Extract:
__________________________________________________

Hello All I am not clear on how to convert a negative number to binary. I used the toBinary method in wrapper class to make some sense but its not clear. Binary for 1 = 0001 whats binary for -1 ? Binary for 2 = 0010 whats binary for -2 ?
Should I just reverse it...so -1 will be 1110 and -2 will be 1101. I am not clear. Please advice Thank you
if you would just invert it, you would have two representations for zero (0000 and 1111)... so they came up with the solution not to represent "-0", and shift all negative values up by one, so after inversion, simply do a binary "add 1", so that the (otherwise wasted) 1111 represents -1, and 1110 is -2 instead of -1 etc.
this also explains why the range of values is unsymmetric (eg. a byte is from -2^8 to 2^8-1)
Notice how the 4th bit is never used, because it represents the sign, in this case 0 means positive. Notice also that because we cannot use the last bit, this 4-bit integer cannot reach the number 8. So this number limits are, in the positive side, 2^3-1.
Let's see the negative side:
Now, remeber that to convert a binary number to negative, you simple invert the bits and add 1, that's to say ~x+1 is the negative value of x. In other words: x == | ~x+1 | is true.

__________________________________________________

Set problem: Change "representations" to "encodings" in the part of the thread on negative binary numbers that opens with the words containing "Should I just" and closes with "-2^8 to 2^8-1)", and give that part again. Work from the thread alone.

Rows:

__________________________________________________

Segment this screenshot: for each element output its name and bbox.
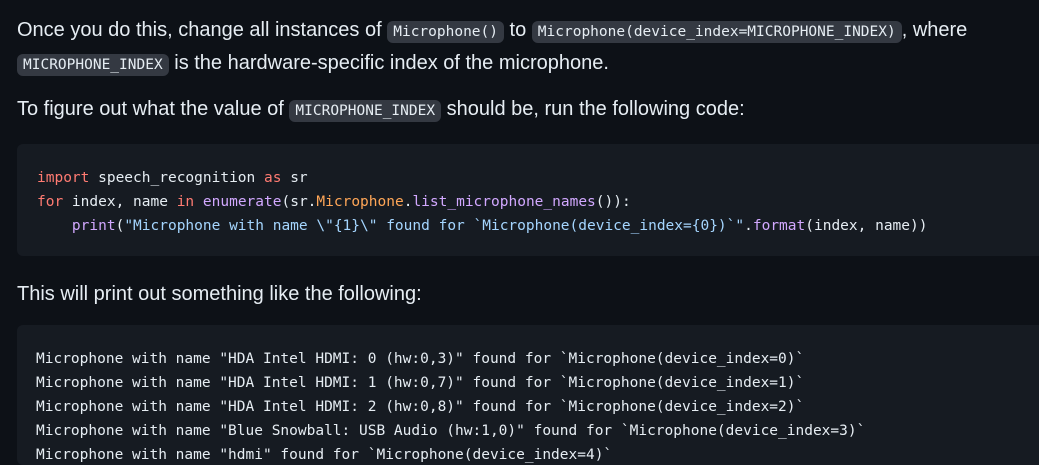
text: This will print out something like the f… — [17, 283, 422, 305]
code-text: index, name — [63, 194, 177, 210]
text: should be, run the following code: — [441, 98, 745, 120]
inline-code-microphone-index: MICROPHONE_INDEX — [17, 54, 169, 76]
code-line-1: import speech_recognition as sr — [37, 166, 1019, 190]
inline-code-microphone: Microphone() — [387, 21, 504, 43]
code-line-3: print("Microphone with name \"{1}\" foun… — [37, 214, 1019, 238]
function-enumerate: enumerate — [202, 194, 282, 210]
text: , where — [901, 19, 968, 41]
function-print: print — [71, 218, 116, 234]
output-line: Microphone with name "hdmi" found for `M… — [36, 447, 613, 463]
paragraph-figure-out: To figure out what the value of MICROPHO… — [17, 94, 1027, 127]
code-text: (sr. — [281, 194, 317, 210]
code-text: speech_recognition — [89, 170, 264, 186]
text: is the hardware-specific index of the mi… — [168, 52, 609, 74]
keyword-as: as — [264, 170, 282, 186]
text: to — [504, 19, 532, 41]
code-text: sr — [281, 170, 308, 186]
keyword-import: import — [37, 170, 90, 186]
paragraph-instructions: Once you do this, change all instances o… — [17, 15, 1027, 81]
output-line: Microphone with name "Blue Snowball: USB… — [36, 423, 866, 439]
code-text: ( — [115, 218, 125, 234]
class-microphone: Microphone — [316, 194, 404, 210]
paragraph-print-out: This will print out something like the f… — [17, 279, 1027, 310]
code-text: . — [744, 218, 753, 234]
inline-code-microphone-device-index: Microphone(device_index=MICROPHONE_INDEX… — [531, 21, 902, 43]
string-literal: "Microphone with name \"{1}\" found for … — [124, 218, 745, 234]
code-line-2: for index, name in enumerate(sr.Micropho… — [37, 190, 1019, 214]
keyword-for: for — [37, 194, 64, 210]
output-line: Microphone with name "HDA Intel HDMI: 0 … — [36, 351, 805, 367]
code-text: ()): — [595, 194, 631, 210]
function-list-microphone-names: list_microphone_names — [412, 194, 596, 210]
code-block-output[interactable]: Microphone with name "HDA Intel HDMI: 0 … — [17, 325, 1039, 465]
function-format: format — [752, 218, 806, 234]
text: To figure out what the value of — [17, 98, 290, 120]
keyword-in: in — [176, 194, 195, 210]
output-line: Microphone with name "HDA Intel HDMI: 1 … — [36, 375, 805, 391]
text: Once you do this, change all instances o… — [17, 19, 388, 41]
code-block-python[interactable]: import speech_recognition as sr for inde… — [17, 144, 1039, 256]
output-line: Microphone with name "HDA Intel HDMI: 2 … — [36, 399, 805, 415]
inline-code-microphone-index: MICROPHONE_INDEX — [289, 100, 442, 122]
code-text: (index, name)) — [805, 218, 928, 234]
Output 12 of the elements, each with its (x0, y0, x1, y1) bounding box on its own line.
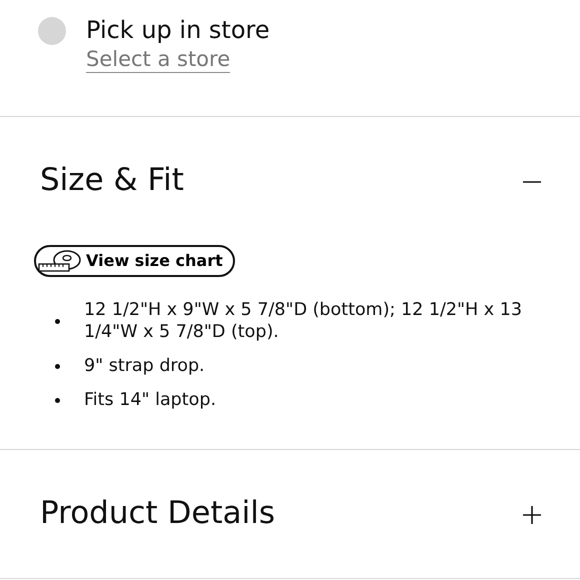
bullet-text: 12 1/2"H x 9"W x 5 7/8"D (bottom); 12 1/2"H x 13 1/4"W x 5 7/8"D (top). (84, 299, 523, 343)
option-label: Pick up in store (86, 15, 270, 46)
view-size-chart-button[interactable]: View size chart (34, 245, 235, 277)
radio-button[interactable] (38, 17, 66, 45)
section-title: Product Details (40, 495, 276, 533)
bullet-text: Fits 14" laptop. (84, 389, 216, 411)
section-title: Size & Fit (40, 162, 184, 200)
bullet-text: 9" strap drop. (84, 355, 205, 377)
bullet-icon (55, 398, 60, 402)
bullet-icon (55, 318, 60, 324)
bullet-icon (55, 364, 60, 368)
select-store-link[interactable]: Select a store (86, 46, 230, 73)
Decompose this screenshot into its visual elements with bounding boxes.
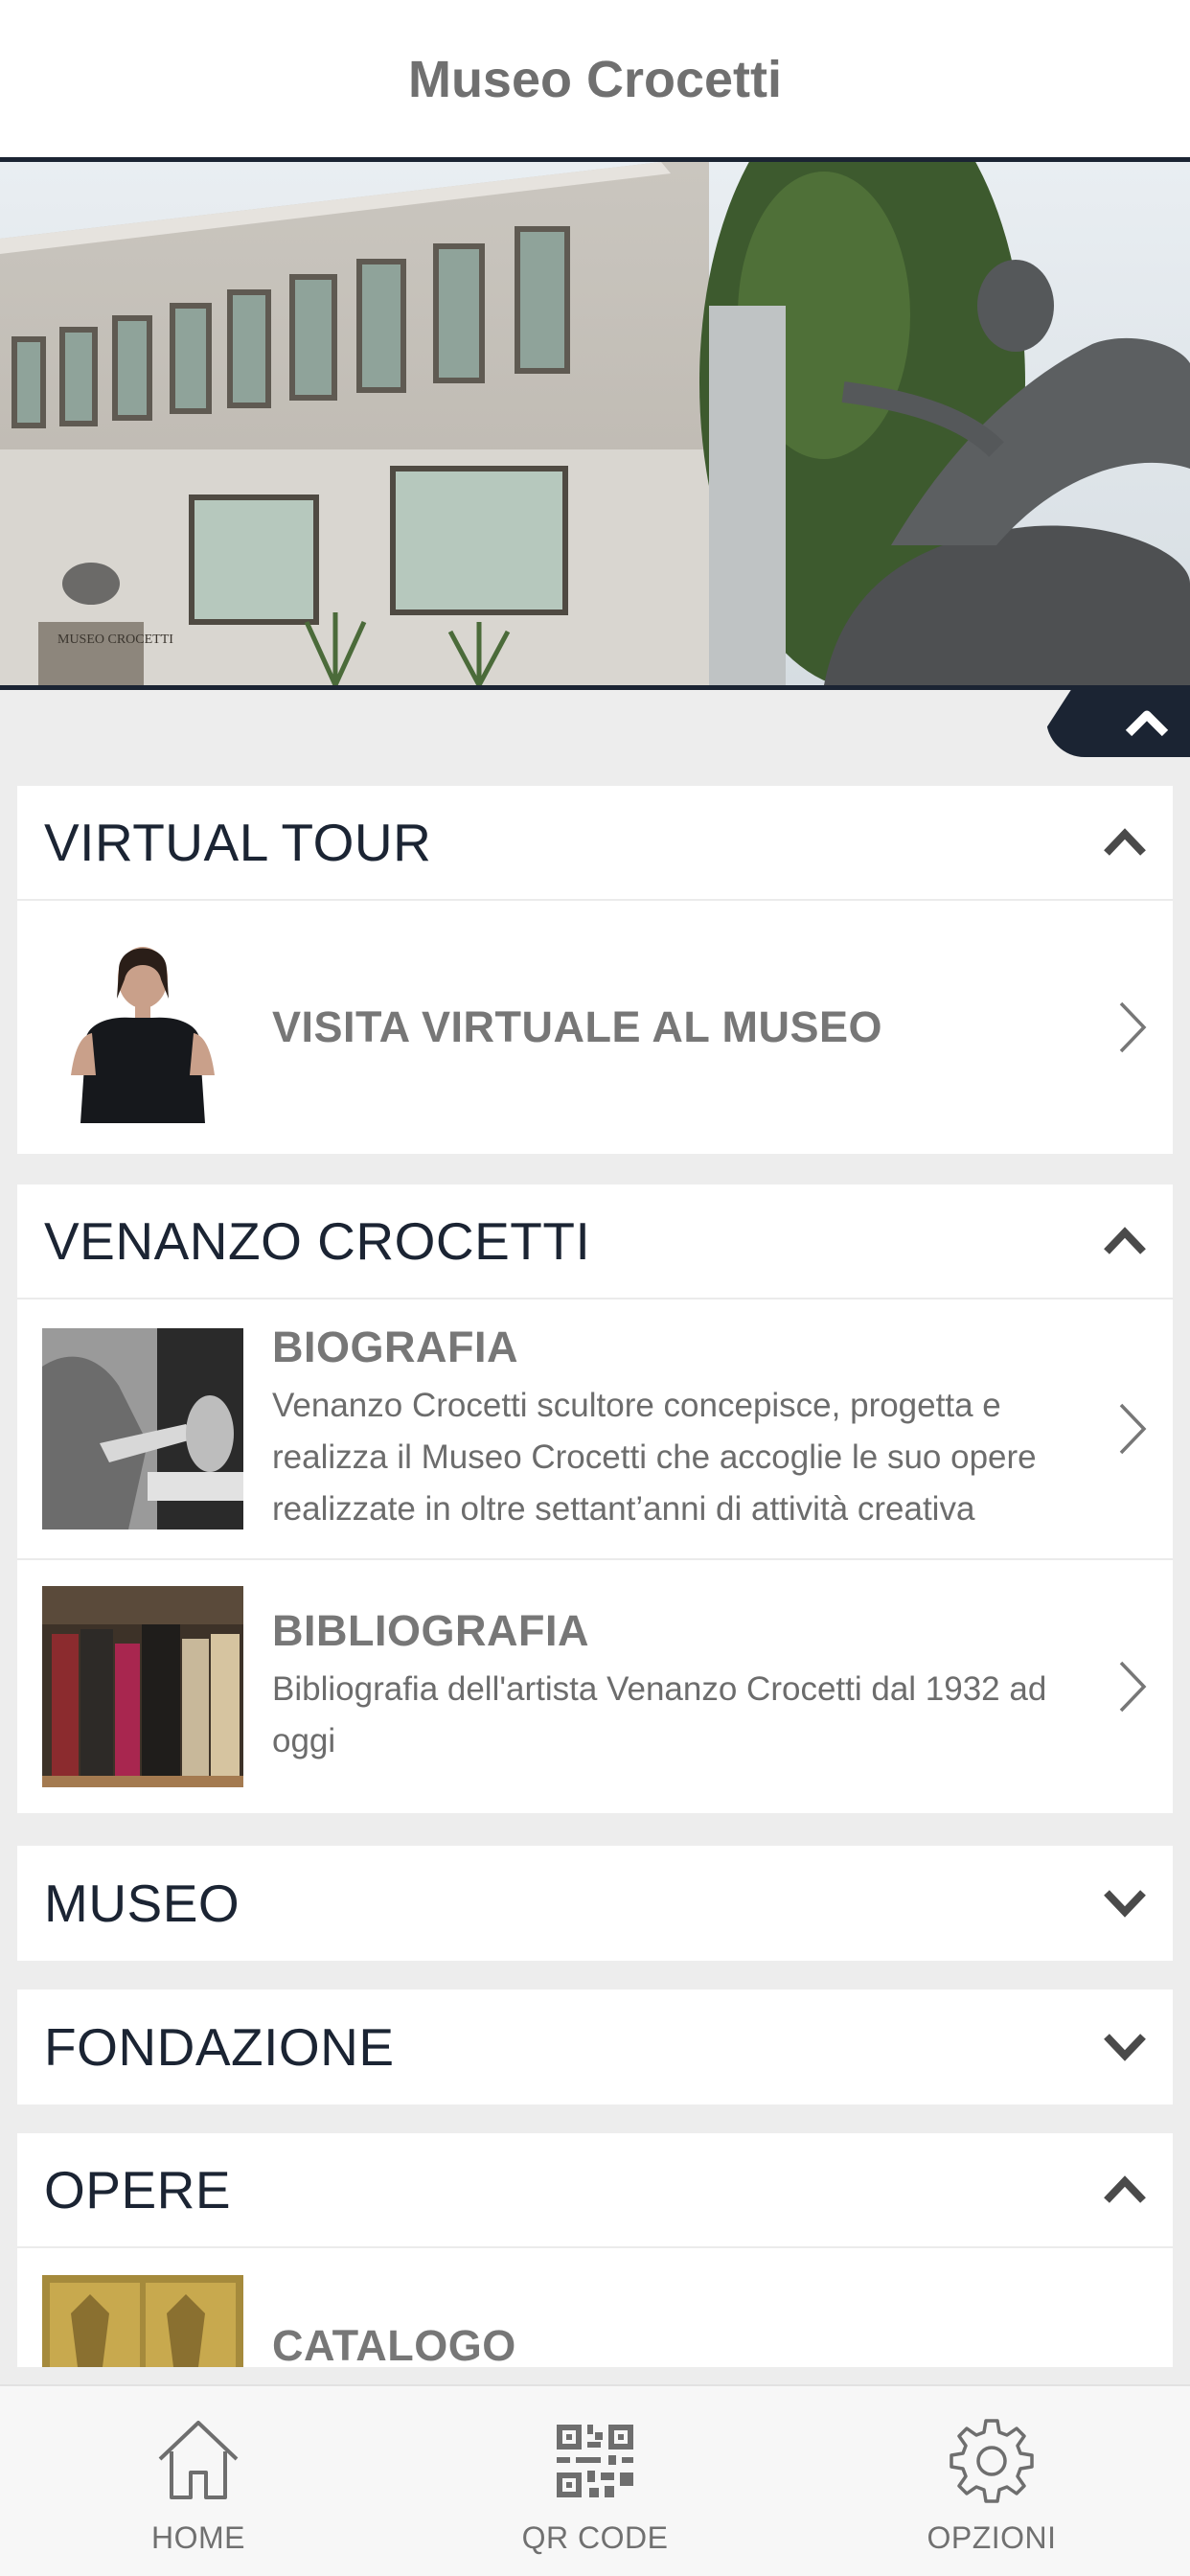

__________________________________________________

Problem solution:
Should I just reverse it...so -1 will be 1110 and -2 will be 1101. I am not clear. Please advice Thank you
if you would just invert it, you would have two encodings for zero (0000 and 1111)... so they came up with the solution not to represent "-0", and shift all negative values up by one, so after inversion, simply do a binary "add 1", so that the (otherwise wasted) 1111 represents -1, and 1110 is -2 instead of -1 etc.
this also explains why the range of values is unsymmetric (eg. a byte is from -2^8 to 2^8-1)